# Directions for this task:
Output every line of the material exactly, omitting images.

# Input material:
"""

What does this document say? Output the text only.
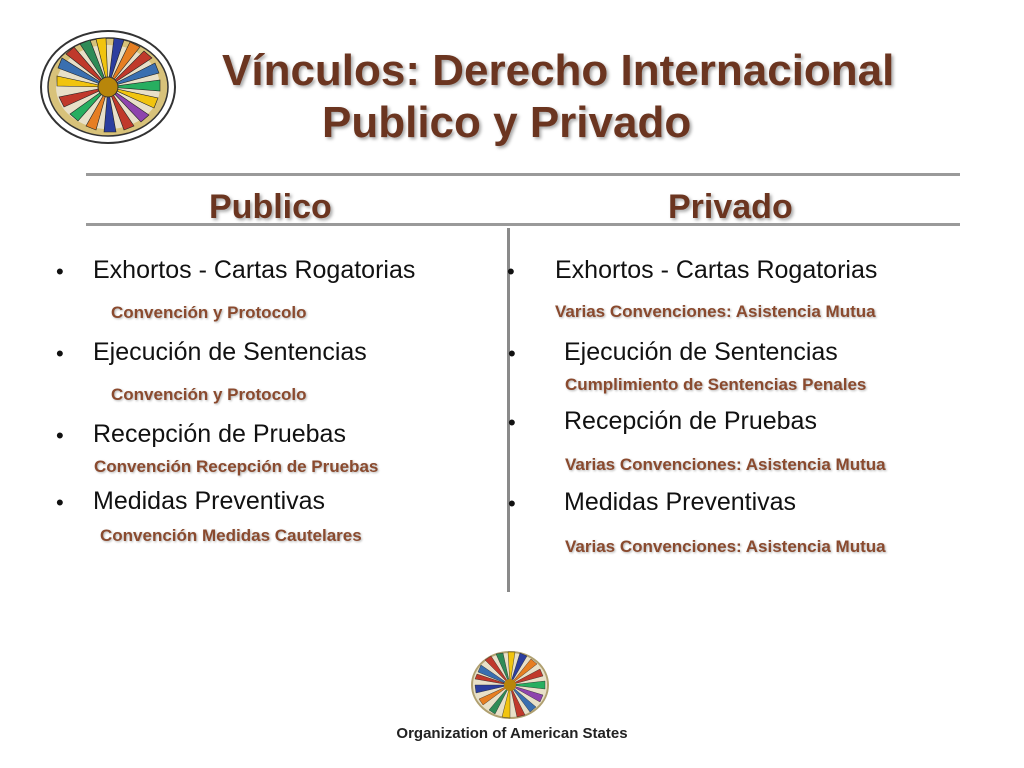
Vínculos: Derecho Internacional
Publico y Privado
Publico	Privado
• Exhortos - Cartas Rogatorias
Convención y Protocolo
• Ejecución de Sentencias
Convención y Protocolo
• Recepción de Pruebas
Convención Recepción de Pruebas
• Medidas Preventivas
Convención Medidas Cautelares
• Exhortos - Cartas Rogatorias
Varias Convenciones: Asistencia Mutua
• Ejecución de Sentencias
Cumplimiento de Sentencias Penales
• Recepción de Pruebas
Varias Convenciones: Asistencia Mutua
• Medidas Preventivas
Varias Convenciones: Asistencia Mutua
Organization of American States
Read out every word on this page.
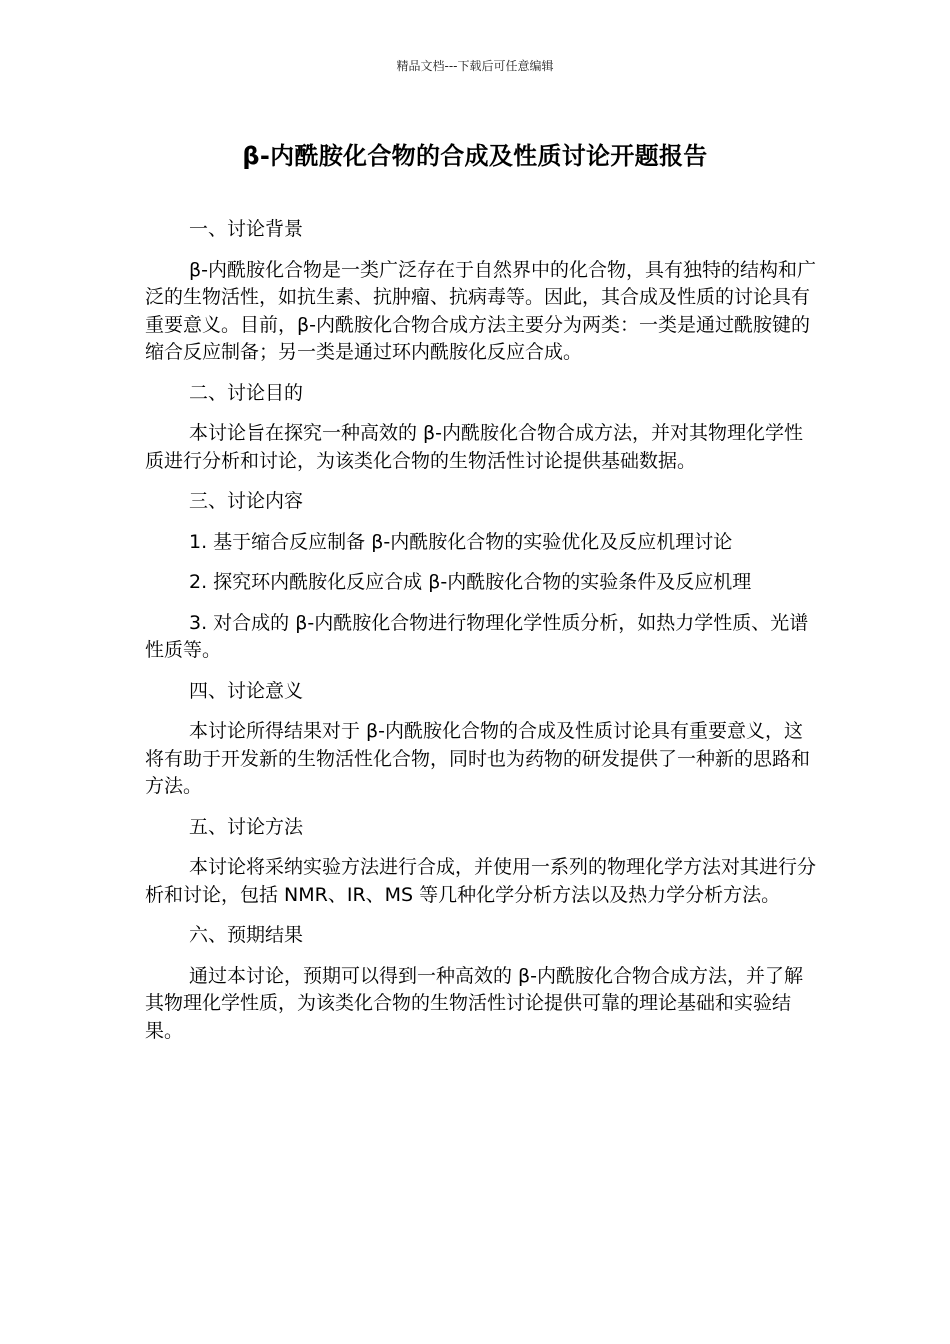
精品文档---下载后可任意编辑
β-内酰胺化合物的合成及性质讨论开题报告

一、讨论背景

β-内酰胺化合物是一类广泛存在于自然界中的化合物，具有独特的结构和广泛的生物活性，如抗生素、抗肿瘤、抗病毒等。因此，其合成及性质的讨论具有重要意义。目前，β-内酰胺化合物合成方法主要分为两类：一类是通过酰胺键的缩合反应制备；另一类是通过环内酰胺化反应合成。

二、讨论目的

本讨论旨在探究一种高效的 β-内酰胺化合物合成方法，并对其物理化学性质进行分析和讨论，为该类化合物的生物活性讨论提供基础数据。

三、讨论内容

1. 基于缩合反应制备 β-内酰胺化合物的实验优化及反应机理讨论

2. 探究环内酰胺化反应合成 β-内酰胺化合物的实验条件及反应机理

3. 对合成的 β-内酰胺化合物进行物理化学性质分析，如热力学性质、光谱性质等。

四、讨论意义

本讨论所得结果对于 β-内酰胺化合物的合成及性质讨论具有重要意义，这将有助于开发新的生物活性化合物，同时也为药物的研发提供了一种新的思路和方法。

五、讨论方法

本讨论将采纳实验方法进行合成，并使用一系列的物理化学方法对其进行分析和讨论，包括 NMR、IR、MS 等几种化学分析方法以及热力学分析方法。

六、预期结果

通过本讨论，预期可以得到一种高效的 β-内酰胺化合物合成方法，并了解其物理化学性质，为该类化合物的生物活性讨论提供可靠的理论基础和实验结果。
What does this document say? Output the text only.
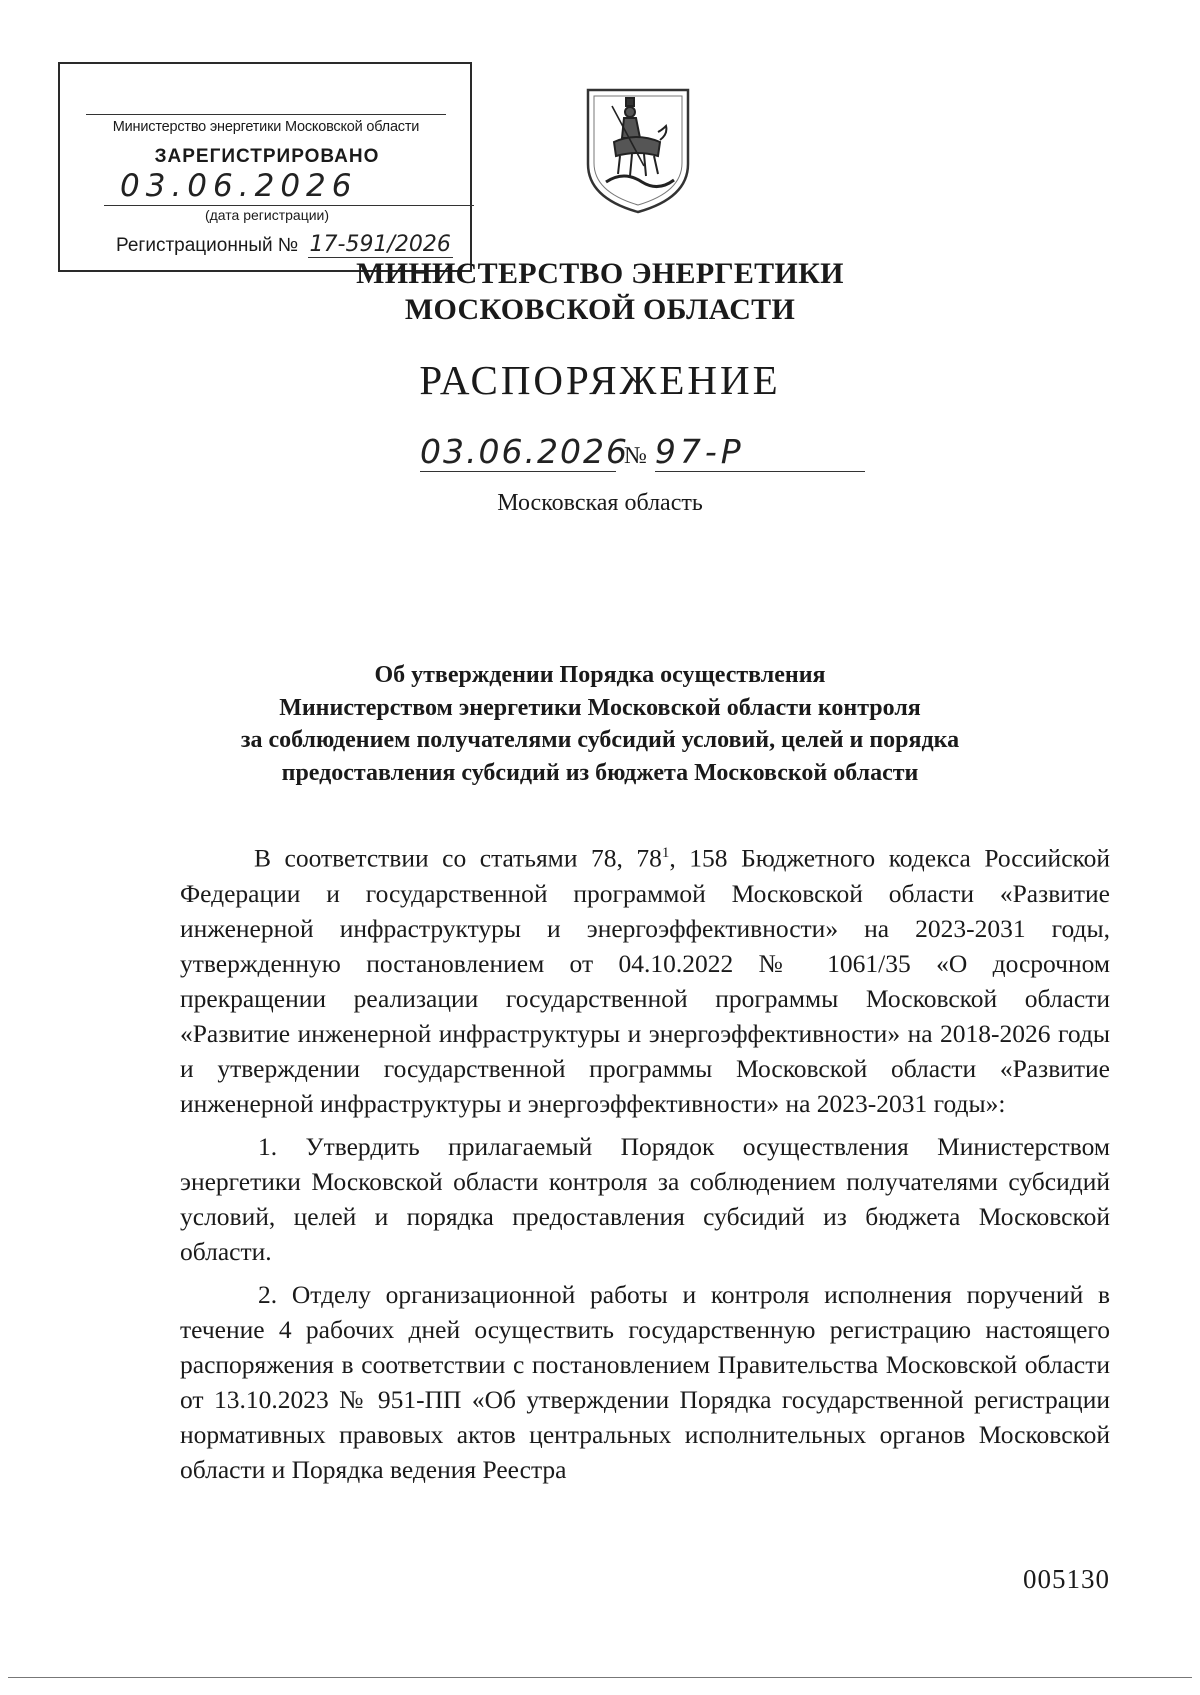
Министерство энергетики Московской области
ЗАРЕГИСТРИРОВАНО
03.06.2026
(дата регистрации)
Регистрационный № 17-591/2026
МИНИСТЕРСТВО ЭНЕРГЕТИКИ
МОСКОВСКОЙ ОБЛАСТИ
РАСПОРЯЖЕНИЕ
03.06.2026 № 97-Р
Московская область
Об утверждении Порядка осуществления
Министерством энергетики Московской области контроля
за соблюдением получателями субсидий условий, целей и порядка
предоставления субсидий из бюджета Московской области

В соответствии со статьями 78, $78^1$, 158 Бюджетного кодекса Российской Федерации и государственной программой Московской области «Развитие инженерной инфраструктуры и энергоэффективности» на 2023-2031 годы, утвержденную постановлением от 04.10.2022 № 1061/35 «О досрочном прекращении реализации государственной программы Московской области «Развитие инженерной инфраструктуры и энергоэффективности» на 2018-2026 годы и утверждении государственной программы Московской области «Развитие инженерной инфраструктуры и энергоэффективности» на 2023-2031 годы»:

1. Утвердить прилагаемый Порядок осуществления Министерством энергетики Московской области контроля за соблюдением получателями субсидий условий, целей и порядка предоставления субсидий из бюджета Московской области.

2. Отделу организационной работы и контроля исполнения поручений в течение 4 рабочих дней осуществить государственную регистрацию настоящего распоряжения в соответствии с постановлением Правительства Московской области от 13.10.2023 № 951-ПП «Об утверждении Порядка государственной регистрации нормативных правовых актов центральных исполнительных органов Московской области и Порядка ведения Реестра

005130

"""

# Solution to this problem:
What does this document say? Output the text only.
Vínculos: Derecho Internacional
Publico y Privado
Publico	Privado
• Exhortos - Cartas Rogatorias
Convención y Protocolo
• Ejecución de Sentencias
Convención y Protocolo
• Recepción de Pruebas
Convención Recepción de Pruebas
• Medidas Preventivas
Convención Medidas Cautelares
• Exhortos - Cartas Rogatorias
Varias Convenciones: Asistencia Mutua
• Ejecución de Sentencias
Cumplimiento de Sentencias Penales
• Recepción de Pruebas
Varias Convenciones: Asistencia Mutua
• Medidas Preventivas
Varias Convenciones: Asistencia Mutua
Organization of American States
Read out every word on this page.
精品文档---下载后可任意编辑
β-内酰胺化合物的合成及性质讨论开题报告

一、讨论背景

β-内酰胺化合物是一类广泛存在于自然界中的化合物，具有独特的结构和广泛的生物活性，如抗生素、抗肿瘤、抗病毒等。因此，其合成及性质的讨论具有重要意义。目前，β-内酰胺化合物合成方法主要分为两类：一类是通过酰胺键的缩合反应制备；另一类是通过环内酰胺化反应合成。

二、讨论目的

本讨论旨在探究一种高效的 β-内酰胺化合物合成方法，并对其物理化学性质进行分析和讨论，为该类化合物的生物活性讨论提供基础数据。

三、讨论内容

1. 基于缩合反应制备 β-内酰胺化合物的实验优化及反应机理讨论

2. 探究环内酰胺化反应合成 β-内酰胺化合物的实验条件及反应机理

3. 对合成的 β-内酰胺化合物进行物理化学性质分析，如热力学性质、光谱性质等。

四、讨论意义

本讨论所得结果对于 β-内酰胺化合物的合成及性质讨论具有重要意义，这将有助于开发新的生物活性化合物，同时也为药物的研发提供了一种新的思路和方法。

五、讨论方法

本讨论将采纳实验方法进行合成，并使用一系列的物理化学方法对其进行分析和讨论，包括 NMR、IR、MS 等几种化学分析方法以及热力学分析方法。

六、预期结果

通过本讨论，预期可以得到一种高效的 β-内酰胺化合物合成方法，并了解其物理化学性质，为该类化合物的生物活性讨论提供可靠的理论基础和实验结果。
What does this document say? Output the text only.
Министерство энергетики Московской области
ЗАРЕГИСТРИРОВАНО
03.06.2026
(дата регистрации)
Регистрационный № 17-591/2026
МИНИСТЕРСТВО ЭНЕРГЕТИКИ
МОСКОВСКОЙ ОБЛАСТИ
РАСПОРЯЖЕНИЕ
03.06.2026 № 97-Р
Московская область
Об утверждении Порядка осуществления
Министерством энергетики Московской области контроля
за соблюдением получателями субсидий условий, целей и порядка
предоставления субсидий из бюджета Московской области

В соответствии со статьями 78, $78^1$, 158 Бюджетного кодекса Российской Федерации и государственной программой Московской области «Развитие инженерной инфраструктуры и энергоэффективности» на 2023-2031 годы, утвержденную постановлением от 04.10.2022 № 1061/35 «О досрочном прекращении реализации государственной программы Московской области «Развитие инженерной инфраструктуры и энергоэффективности» на 2018-2026 годы и утверждении государственной программы Московской области «Развитие инженерной инфраструктуры и энергоэффективности» на 2023-2031 годы»:

1. Утвердить прилагаемый Порядок осуществления Министерством энергетики Московской области контроля за соблюдением получателями субсидий условий, целей и порядка предоставления субсидий из бюджета Московской области.

2. Отделу организационной работы и контроля исполнения поручений в течение 4 рабочих дней осуществить государственную регистрацию настоящего распоряжения в соответствии с постановлением Правительства Московской области от 13.10.2023 № 951-ПП «Об утверждении Порядка государственной регистрации нормативных правовых актов центральных исполнительных органов Московской области и Порядка ведения Реестра

005130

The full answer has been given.